EXERCISE OBJECTIVE>
Each entry below should be written out exactly as it is, with no pictures.

Entries with figure data
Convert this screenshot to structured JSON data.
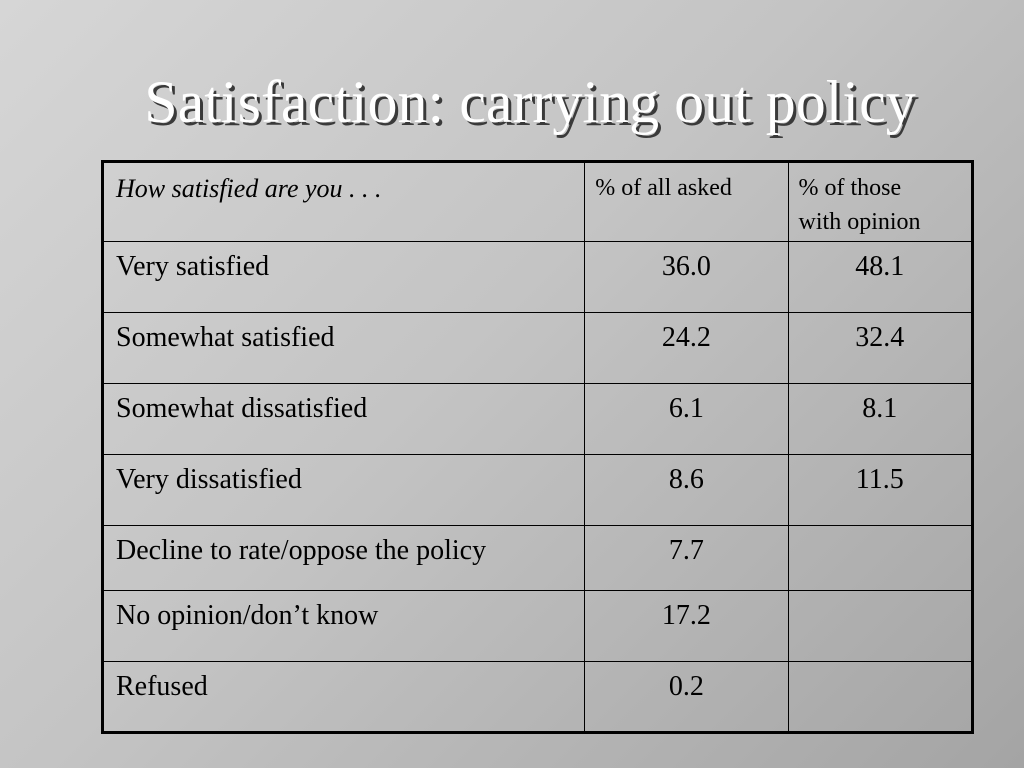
{
  "slide": {
    "title": "Satisfaction: carrying out policy"
  },
  "table": {
    "headers": {
      "question": "How satisfied are you . . .",
      "col1": "% of all asked",
      "col2_line1": "% of those",
      "col2_line2": "with opinion"
    },
    "rows": [
      {
        "label": "Very satisfied",
        "all_asked": "36.0",
        "with_opinion": "48.1"
      },
      {
        "label": "Somewhat satisfied",
        "all_asked": "24.2",
        "with_opinion": "32.4"
      },
      {
        "label": "Somewhat dissatisfied",
        "all_asked": "6.1",
        "with_opinion": "8.1"
      },
      {
        "label": "Very dissatisfied",
        "all_asked": "8.6",
        "with_opinion": "11.5"
      },
      {
        "label": "Decline to rate/oppose the policy",
        "all_asked": "7.7",
        "with_opinion": ""
      },
      {
        "label": "No opinion/don’t know",
        "all_asked": "17.2",
        "with_opinion": ""
      },
      {
        "label": "Refused",
        "all_asked": "0.2",
        "with_opinion": ""
      }
    ]
  }
}
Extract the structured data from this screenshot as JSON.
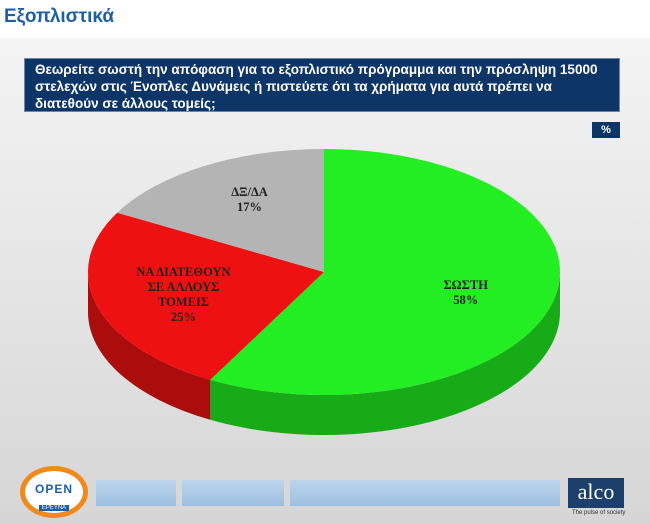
{
  "heading": "Εξοπλιστικά",
  "chart_data": {
    "type": "pie",
    "title": "Θεωρείτε σωστή την απόφαση για το εξοπλιστικό πρόγραμμα και την πρόσληψη 15000  στελεχών στις Ένοπλες Δυνάμεις  ή  πιστεύετε ότι τα χρήματα για αυτά πρέπει να διατεθούν σε άλλους τομείς;",
    "unit_label": "%",
    "categories": [
      "ΣΩΣΤΗ",
      "ΝΑ ΔΙΑΤΕΘΟΥΝ ΣΕ ΑΛΛΟΥΣ ΤΟΜΕΙΣ",
      "ΔΞ/ΔΑ"
    ],
    "values": [
      58,
      25,
      17
    ],
    "value_labels": [
      "58%",
      "25%",
      "17%"
    ],
    "colors": [
      "#22ee22",
      "#ee1111",
      "#b4b4b4"
    ]
  },
  "footer": {
    "logo_main": "OPEN",
    "logo_sub": "ΕΡΕΥΝΑ",
    "brand": "alco",
    "tagline": "The pulse of society"
  }
}
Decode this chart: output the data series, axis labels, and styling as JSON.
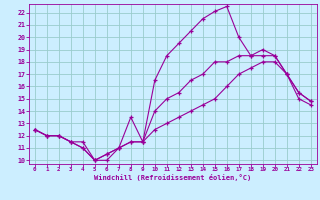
{
  "xlabel": "Windchill (Refroidissement éolien,°C)",
  "bg_color": "#cceeff",
  "line_color": "#990099",
  "grid_color": "#99cccc",
  "xlim": [
    -0.5,
    23.5
  ],
  "ylim": [
    9.7,
    22.7
  ],
  "xticks": [
    0,
    1,
    2,
    3,
    4,
    5,
    6,
    7,
    8,
    9,
    10,
    11,
    12,
    13,
    14,
    15,
    16,
    17,
    18,
    19,
    20,
    21,
    22,
    23
  ],
  "yticks": [
    10,
    11,
    12,
    13,
    14,
    15,
    16,
    17,
    18,
    19,
    20,
    21,
    22
  ],
  "line_spike_x": [
    0,
    1,
    2,
    3,
    4,
    5,
    6,
    7,
    8,
    9,
    10,
    11,
    12,
    13,
    14,
    15,
    16,
    17,
    18,
    19,
    20,
    21,
    22,
    23
  ],
  "line_spike_y": [
    12.5,
    12.0,
    12.0,
    11.5,
    11.0,
    10.0,
    10.0,
    11.0,
    13.5,
    11.5,
    16.5,
    18.5,
    19.5,
    20.5,
    21.5,
    22.1,
    22.5,
    20.0,
    18.5,
    19.0,
    18.5,
    17.0,
    15.5,
    14.8
  ],
  "line_mid_x": [
    0,
    1,
    2,
    3,
    4,
    5,
    6,
    7,
    8,
    9,
    10,
    11,
    12,
    13,
    14,
    15,
    16,
    17,
    18,
    19,
    20,
    21,
    22,
    23
  ],
  "line_mid_y": [
    12.5,
    12.0,
    12.0,
    11.5,
    11.0,
    10.0,
    10.5,
    11.0,
    11.5,
    11.5,
    14.0,
    15.0,
    15.5,
    16.5,
    17.0,
    18.0,
    18.0,
    18.5,
    18.5,
    18.5,
    18.5,
    17.0,
    15.5,
    14.8
  ],
  "line_low_x": [
    0,
    1,
    2,
    3,
    4,
    5,
    6,
    7,
    8,
    9,
    10,
    11,
    12,
    13,
    14,
    15,
    16,
    17,
    18,
    19,
    20,
    21,
    22,
    23
  ],
  "line_low_y": [
    12.5,
    12.0,
    12.0,
    11.5,
    11.5,
    10.0,
    10.5,
    11.0,
    11.5,
    11.5,
    12.5,
    13.0,
    13.5,
    14.0,
    14.5,
    15.0,
    16.0,
    17.0,
    17.5,
    18.0,
    18.0,
    17.0,
    15.0,
    14.5
  ]
}
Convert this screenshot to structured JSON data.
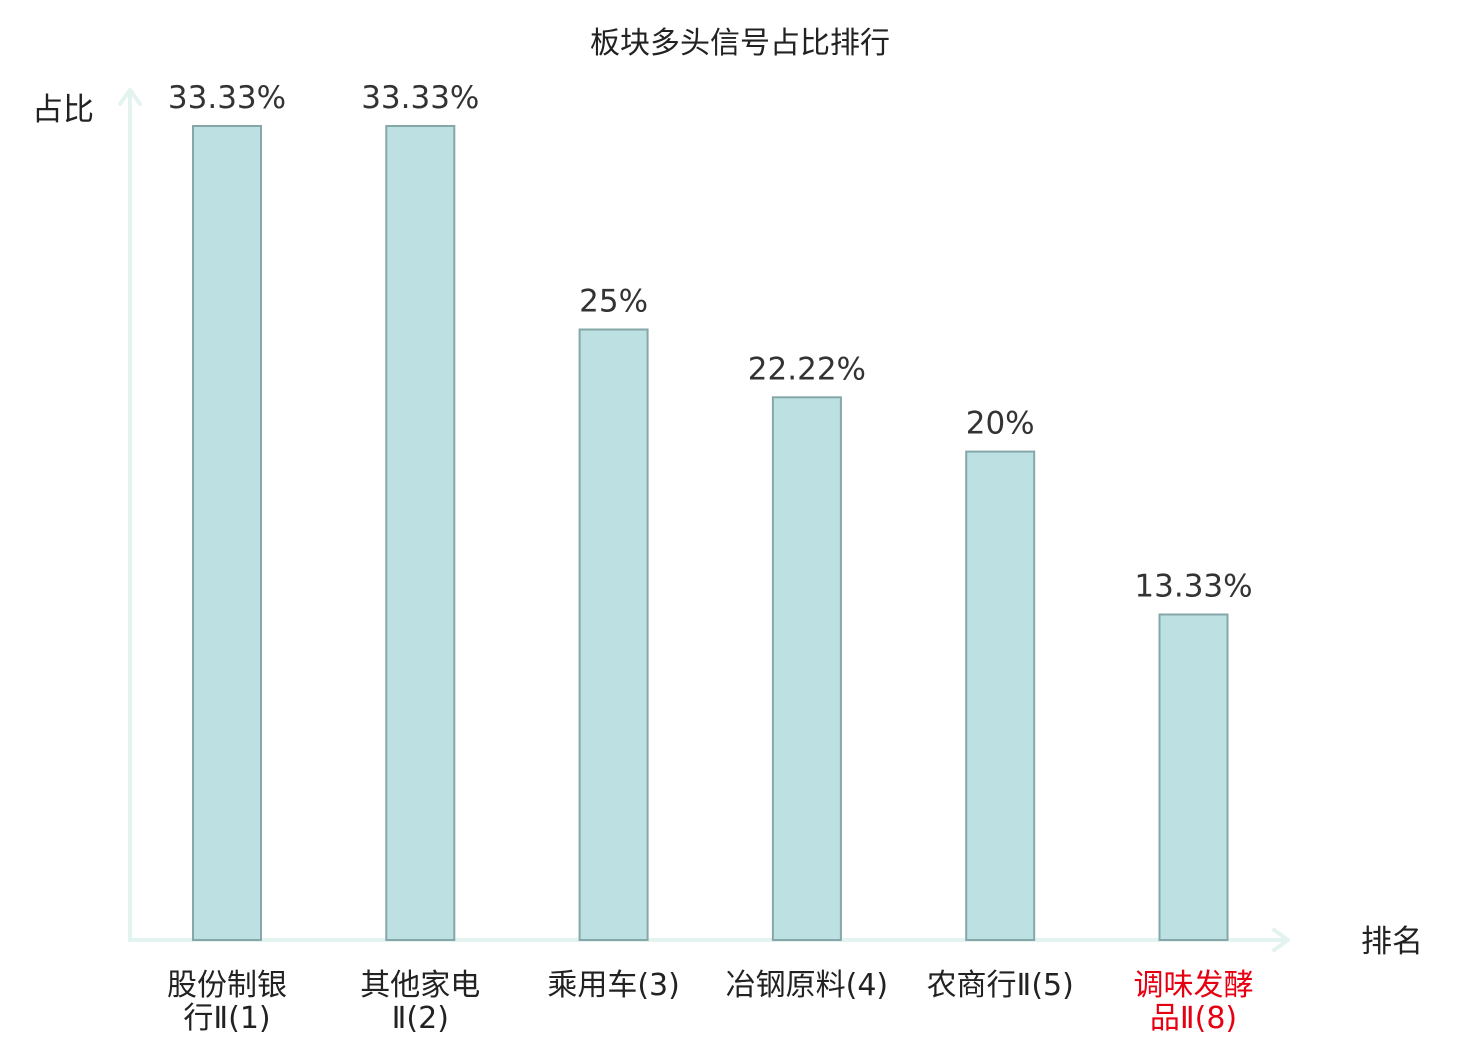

OUTPUT BELOW>
Convert this screenshot to structured JSON data.
{
  "slide": {
    "title": "Satisfaction: carrying out policy"
  },
  "table": {
    "headers": {
      "question": "How satisfied are you . . .",
      "col1": "% of all asked",
      "col2_line1": "% of those",
      "col2_line2": "with opinion"
    },
    "rows": [
      {
        "label": "Very satisfied",
        "all_asked": "36.0",
        "with_opinion": "48.1"
      },
      {
        "label": "Somewhat satisfied",
        "all_asked": "24.2",
        "with_opinion": "32.4"
      },
      {
        "label": "Somewhat dissatisfied",
        "all_asked": "6.1",
        "with_opinion": "8.1"
      },
      {
        "label": "Very dissatisfied",
        "all_asked": "8.6",
        "with_opinion": "11.5"
      },
      {
        "label": "Decline to rate/oppose the policy",
        "all_asked": "7.7",
        "with_opinion": ""
      },
      {
        "label": "No opinion/don’t know",
        "all_asked": "17.2",
        "with_opinion": ""
      },
      {
        "label": "Refused",
        "all_asked": "0.2",
        "with_opinion": ""
      }
    ]
  }
}
Extract the structured data from this screenshot as JSON.
{
  "heading": "Εξοπλιστικά",
  "chart_data": {
    "type": "pie",
    "title": "Θεωρείτε σωστή την απόφαση για το εξοπλιστικό πρόγραμμα και την πρόσληψη 15000  στελεχών στις Ένοπλες Δυνάμεις  ή  πιστεύετε ότι τα χρήματα για αυτά πρέπει να διατεθούν σε άλλους τομείς;",
    "unit_label": "%",
    "categories": [
      "ΣΩΣΤΗ",
      "ΝΑ ΔΙΑΤΕΘΟΥΝ ΣΕ ΑΛΛΟΥΣ ΤΟΜΕΙΣ",
      "ΔΞ/ΔΑ"
    ],
    "values": [
      58,
      25,
      17
    ],
    "value_labels": [
      "58%",
      "25%",
      "17%"
    ],
    "colors": [
      "#22ee22",
      "#ee1111",
      "#b4b4b4"
    ]
  },
  "footer": {
    "logo_main": "OPEN",
    "logo_sub": "ΕΡΕΥΝΑ",
    "brand": "alco",
    "tagline": "The pulse of society"
  }
}
Decode this chart: output the data series, axis labels, and styling as JSON.
{
  "xlabel": "Windchill (Refroidissement éolien,°C)",
  "bg_color": "#cceeff",
  "line_color": "#990099",
  "grid_color": "#99cccc",
  "xlim": [
    -0.5,
    23.5
  ],
  "ylim": [
    9.7,
    22.7
  ],
  "xticks": [
    0,
    1,
    2,
    3,
    4,
    5,
    6,
    7,
    8,
    9,
    10,
    11,
    12,
    13,
    14,
    15,
    16,
    17,
    18,
    19,
    20,
    21,
    22,
    23
  ],
  "yticks": [
    10,
    11,
    12,
    13,
    14,
    15,
    16,
    17,
    18,
    19,
    20,
    21,
    22
  ],
  "line_spike_x": [
    0,
    1,
    2,
    3,
    4,
    5,
    6,
    7,
    8,
    9,
    10,
    11,
    12,
    13,
    14,
    15,
    16,
    17,
    18,
    19,
    20,
    21,
    22,
    23
  ],
  "line_spike_y": [
    12.5,
    12.0,
    12.0,
    11.5,
    11.0,
    10.0,
    10.0,
    11.0,
    13.5,
    11.5,
    16.5,
    18.5,
    19.5,
    20.5,
    21.5,
    22.1,
    22.5,
    20.0,
    18.5,
    19.0,
    18.5,
    17.0,
    15.5,
    14.8
  ],
  "line_mid_x": [
    0,
    1,
    2,
    3,
    4,
    5,
    6,
    7,
    8,
    9,
    10,
    11,
    12,
    13,
    14,
    15,
    16,
    17,
    18,
    19,
    20,
    21,
    22,
    23
  ],
  "line_mid_y": [
    12.5,
    12.0,
    12.0,
    11.5,
    11.0,
    10.0,
    10.5,
    11.0,
    11.5,
    11.5,
    14.0,
    15.0,
    15.5,
    16.5,
    17.0,
    18.0,
    18.0,
    18.5,
    18.5,
    18.5,
    18.5,
    17.0,
    15.5,
    14.8
  ],
  "line_low_x": [
    0,
    1,
    2,
    3,
    4,
    5,
    6,
    7,
    8,
    9,
    10,
    11,
    12,
    13,
    14,
    15,
    16,
    17,
    18,
    19,
    20,
    21,
    22,
    23
  ],
  "line_low_y": [
    12.5,
    12.0,
    12.0,
    11.5,
    11.5,
    10.0,
    10.5,
    11.0,
    11.5,
    11.5,
    12.5,
    13.0,
    13.5,
    14.0,
    14.5,
    15.0,
    16.0,
    17.0,
    17.5,
    18.0,
    18.0,
    17.0,
    15.0,
    14.5
  ]
}
Convert this screenshot to structured JSON data.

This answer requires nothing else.